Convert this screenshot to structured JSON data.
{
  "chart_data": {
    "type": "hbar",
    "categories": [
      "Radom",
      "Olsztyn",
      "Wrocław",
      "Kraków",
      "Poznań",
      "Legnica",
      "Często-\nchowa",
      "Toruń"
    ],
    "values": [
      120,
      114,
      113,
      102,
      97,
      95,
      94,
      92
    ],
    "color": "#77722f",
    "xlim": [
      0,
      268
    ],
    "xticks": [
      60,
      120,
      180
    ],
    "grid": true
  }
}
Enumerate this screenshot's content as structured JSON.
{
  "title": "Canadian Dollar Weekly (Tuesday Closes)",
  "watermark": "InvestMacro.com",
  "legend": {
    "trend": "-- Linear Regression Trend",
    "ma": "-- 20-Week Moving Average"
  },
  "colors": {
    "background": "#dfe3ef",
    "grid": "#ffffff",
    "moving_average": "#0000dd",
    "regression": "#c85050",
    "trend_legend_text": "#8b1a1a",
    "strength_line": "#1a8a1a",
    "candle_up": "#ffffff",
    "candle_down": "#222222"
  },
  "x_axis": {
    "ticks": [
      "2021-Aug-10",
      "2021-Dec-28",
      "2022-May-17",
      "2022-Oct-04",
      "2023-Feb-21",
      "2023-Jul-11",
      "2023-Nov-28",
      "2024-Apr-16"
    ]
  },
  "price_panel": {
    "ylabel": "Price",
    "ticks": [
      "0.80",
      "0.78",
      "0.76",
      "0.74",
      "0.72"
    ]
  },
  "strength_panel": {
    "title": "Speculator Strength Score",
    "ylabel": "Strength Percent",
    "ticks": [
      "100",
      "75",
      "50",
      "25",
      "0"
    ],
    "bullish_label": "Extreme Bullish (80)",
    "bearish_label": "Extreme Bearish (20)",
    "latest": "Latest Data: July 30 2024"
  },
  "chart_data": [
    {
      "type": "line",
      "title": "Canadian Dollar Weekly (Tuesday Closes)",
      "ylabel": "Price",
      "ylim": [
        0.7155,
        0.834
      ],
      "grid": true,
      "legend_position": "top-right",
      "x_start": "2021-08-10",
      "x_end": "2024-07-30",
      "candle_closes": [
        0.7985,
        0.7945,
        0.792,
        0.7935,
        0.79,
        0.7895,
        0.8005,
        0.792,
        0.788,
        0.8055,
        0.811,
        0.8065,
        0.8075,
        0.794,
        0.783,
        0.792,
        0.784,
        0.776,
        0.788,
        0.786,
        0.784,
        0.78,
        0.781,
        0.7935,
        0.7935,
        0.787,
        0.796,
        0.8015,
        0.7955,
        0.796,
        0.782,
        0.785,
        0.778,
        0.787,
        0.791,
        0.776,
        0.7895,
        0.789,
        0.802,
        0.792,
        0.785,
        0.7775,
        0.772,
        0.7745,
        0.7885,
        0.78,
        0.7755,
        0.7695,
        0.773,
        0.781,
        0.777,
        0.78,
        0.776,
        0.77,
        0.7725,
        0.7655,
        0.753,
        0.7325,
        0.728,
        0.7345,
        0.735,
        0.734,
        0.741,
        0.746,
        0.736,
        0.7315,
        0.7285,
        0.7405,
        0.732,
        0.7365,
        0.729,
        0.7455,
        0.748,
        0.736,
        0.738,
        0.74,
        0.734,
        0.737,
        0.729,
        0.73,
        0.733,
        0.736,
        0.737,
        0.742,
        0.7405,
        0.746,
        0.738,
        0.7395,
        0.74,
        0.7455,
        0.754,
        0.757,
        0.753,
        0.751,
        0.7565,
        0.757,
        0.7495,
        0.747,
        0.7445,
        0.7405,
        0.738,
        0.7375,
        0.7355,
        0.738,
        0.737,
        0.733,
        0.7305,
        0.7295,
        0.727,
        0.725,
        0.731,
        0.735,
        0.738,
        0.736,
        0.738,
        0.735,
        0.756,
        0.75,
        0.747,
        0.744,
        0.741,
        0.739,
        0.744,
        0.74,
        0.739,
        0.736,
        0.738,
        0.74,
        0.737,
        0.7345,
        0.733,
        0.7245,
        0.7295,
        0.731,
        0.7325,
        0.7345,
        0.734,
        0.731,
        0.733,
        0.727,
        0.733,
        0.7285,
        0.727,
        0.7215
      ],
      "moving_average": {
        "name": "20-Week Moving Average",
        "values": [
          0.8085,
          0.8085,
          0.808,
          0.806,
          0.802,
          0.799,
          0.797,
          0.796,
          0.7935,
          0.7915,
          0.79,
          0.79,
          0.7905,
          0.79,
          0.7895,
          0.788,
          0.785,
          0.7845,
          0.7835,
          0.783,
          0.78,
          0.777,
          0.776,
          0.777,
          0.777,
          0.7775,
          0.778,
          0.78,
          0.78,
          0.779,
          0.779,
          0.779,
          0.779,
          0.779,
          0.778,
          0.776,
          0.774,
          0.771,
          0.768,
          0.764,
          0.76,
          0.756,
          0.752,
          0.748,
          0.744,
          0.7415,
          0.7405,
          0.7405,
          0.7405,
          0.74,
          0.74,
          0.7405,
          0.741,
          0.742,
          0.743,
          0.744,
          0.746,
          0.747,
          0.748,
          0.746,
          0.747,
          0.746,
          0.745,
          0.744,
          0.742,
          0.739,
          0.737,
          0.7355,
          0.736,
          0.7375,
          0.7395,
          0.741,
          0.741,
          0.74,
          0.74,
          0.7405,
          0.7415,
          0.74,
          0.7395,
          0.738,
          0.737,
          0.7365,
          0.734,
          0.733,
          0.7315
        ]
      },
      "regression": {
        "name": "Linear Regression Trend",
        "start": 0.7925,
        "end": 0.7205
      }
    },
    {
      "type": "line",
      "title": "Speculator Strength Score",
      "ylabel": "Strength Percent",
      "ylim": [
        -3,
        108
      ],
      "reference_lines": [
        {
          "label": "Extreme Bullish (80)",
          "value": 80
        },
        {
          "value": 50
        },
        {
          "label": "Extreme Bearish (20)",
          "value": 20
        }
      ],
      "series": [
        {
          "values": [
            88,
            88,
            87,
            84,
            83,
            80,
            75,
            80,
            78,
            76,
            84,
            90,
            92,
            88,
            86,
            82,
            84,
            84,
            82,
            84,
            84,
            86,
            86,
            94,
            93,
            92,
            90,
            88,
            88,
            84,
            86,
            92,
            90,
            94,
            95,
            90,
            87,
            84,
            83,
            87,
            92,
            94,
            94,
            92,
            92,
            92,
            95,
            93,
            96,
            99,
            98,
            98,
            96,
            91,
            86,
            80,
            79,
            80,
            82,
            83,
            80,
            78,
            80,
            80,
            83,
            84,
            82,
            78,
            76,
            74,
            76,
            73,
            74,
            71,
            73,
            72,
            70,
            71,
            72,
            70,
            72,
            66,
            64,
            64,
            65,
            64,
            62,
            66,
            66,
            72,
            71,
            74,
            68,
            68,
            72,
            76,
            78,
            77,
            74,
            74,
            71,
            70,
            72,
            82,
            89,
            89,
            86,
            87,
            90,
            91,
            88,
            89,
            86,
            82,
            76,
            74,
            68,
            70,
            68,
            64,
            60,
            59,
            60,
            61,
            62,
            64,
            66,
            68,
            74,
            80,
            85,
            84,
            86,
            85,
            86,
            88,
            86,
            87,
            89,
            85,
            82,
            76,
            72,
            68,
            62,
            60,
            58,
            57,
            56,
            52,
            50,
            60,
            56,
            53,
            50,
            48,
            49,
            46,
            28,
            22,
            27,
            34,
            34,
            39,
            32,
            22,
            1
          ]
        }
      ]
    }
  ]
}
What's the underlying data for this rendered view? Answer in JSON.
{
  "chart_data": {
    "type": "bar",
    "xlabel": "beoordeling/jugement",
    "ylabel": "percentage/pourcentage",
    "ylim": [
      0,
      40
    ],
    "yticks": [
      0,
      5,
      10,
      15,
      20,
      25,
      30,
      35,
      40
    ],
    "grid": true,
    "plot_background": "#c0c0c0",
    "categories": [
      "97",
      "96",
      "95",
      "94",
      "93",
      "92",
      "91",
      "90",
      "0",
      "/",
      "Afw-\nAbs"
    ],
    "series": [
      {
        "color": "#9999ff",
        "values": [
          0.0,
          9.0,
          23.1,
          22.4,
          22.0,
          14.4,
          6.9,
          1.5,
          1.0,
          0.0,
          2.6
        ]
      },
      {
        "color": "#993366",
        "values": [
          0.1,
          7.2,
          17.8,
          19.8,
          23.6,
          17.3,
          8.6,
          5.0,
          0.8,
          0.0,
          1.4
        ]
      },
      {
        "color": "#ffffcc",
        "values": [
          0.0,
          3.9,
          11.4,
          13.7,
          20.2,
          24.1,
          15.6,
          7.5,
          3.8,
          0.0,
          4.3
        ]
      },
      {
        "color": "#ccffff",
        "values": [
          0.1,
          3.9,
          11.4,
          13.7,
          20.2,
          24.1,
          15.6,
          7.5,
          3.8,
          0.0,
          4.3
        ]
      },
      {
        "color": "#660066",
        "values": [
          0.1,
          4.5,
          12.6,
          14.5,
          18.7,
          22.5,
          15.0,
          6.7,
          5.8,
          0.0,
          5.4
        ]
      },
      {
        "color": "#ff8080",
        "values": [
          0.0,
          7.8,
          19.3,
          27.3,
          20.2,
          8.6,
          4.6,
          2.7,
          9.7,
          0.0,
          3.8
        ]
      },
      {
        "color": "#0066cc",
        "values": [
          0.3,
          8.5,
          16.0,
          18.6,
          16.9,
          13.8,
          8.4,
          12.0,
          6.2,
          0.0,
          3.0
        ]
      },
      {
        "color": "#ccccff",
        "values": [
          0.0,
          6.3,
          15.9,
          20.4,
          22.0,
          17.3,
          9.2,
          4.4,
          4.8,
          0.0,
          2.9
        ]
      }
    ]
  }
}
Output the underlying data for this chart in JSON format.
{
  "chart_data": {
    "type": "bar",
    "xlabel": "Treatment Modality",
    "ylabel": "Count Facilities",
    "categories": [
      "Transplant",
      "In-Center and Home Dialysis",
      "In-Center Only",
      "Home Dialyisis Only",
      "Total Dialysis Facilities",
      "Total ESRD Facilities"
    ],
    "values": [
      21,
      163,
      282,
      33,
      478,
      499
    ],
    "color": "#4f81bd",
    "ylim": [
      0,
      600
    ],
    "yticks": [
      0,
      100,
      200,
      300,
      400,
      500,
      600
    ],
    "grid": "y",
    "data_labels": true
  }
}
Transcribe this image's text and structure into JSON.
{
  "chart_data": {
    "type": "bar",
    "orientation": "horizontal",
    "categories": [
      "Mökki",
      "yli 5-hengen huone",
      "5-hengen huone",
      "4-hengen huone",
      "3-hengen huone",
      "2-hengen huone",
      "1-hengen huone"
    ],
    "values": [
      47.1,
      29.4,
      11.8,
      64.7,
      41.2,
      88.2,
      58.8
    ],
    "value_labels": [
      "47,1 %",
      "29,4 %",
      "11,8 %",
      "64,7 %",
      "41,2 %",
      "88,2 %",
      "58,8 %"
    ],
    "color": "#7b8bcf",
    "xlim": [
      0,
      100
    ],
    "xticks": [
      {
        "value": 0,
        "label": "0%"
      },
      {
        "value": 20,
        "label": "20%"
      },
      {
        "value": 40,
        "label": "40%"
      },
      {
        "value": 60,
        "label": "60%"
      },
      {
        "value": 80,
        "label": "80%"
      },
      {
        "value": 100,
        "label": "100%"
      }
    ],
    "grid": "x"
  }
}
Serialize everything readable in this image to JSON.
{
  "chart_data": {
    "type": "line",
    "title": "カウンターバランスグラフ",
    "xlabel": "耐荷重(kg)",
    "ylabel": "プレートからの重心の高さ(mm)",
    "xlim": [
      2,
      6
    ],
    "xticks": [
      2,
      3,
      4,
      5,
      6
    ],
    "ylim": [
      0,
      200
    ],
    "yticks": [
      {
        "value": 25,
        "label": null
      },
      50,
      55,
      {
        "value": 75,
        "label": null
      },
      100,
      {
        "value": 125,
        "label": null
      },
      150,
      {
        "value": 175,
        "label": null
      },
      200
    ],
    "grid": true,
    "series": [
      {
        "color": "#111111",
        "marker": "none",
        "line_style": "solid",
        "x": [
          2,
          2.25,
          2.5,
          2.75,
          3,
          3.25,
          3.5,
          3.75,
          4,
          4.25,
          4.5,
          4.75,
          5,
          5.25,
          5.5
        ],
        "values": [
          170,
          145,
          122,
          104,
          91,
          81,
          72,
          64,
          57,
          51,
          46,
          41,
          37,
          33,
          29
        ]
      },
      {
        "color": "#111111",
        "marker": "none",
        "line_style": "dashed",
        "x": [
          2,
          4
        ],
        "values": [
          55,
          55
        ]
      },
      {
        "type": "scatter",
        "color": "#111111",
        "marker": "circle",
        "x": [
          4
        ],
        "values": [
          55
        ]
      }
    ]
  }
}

• _The task_
Copy out every line of the data that includes "Home".

• _Solved problem_
      "In-Center and Home Dialysis",
      "Home Dialyisis Only",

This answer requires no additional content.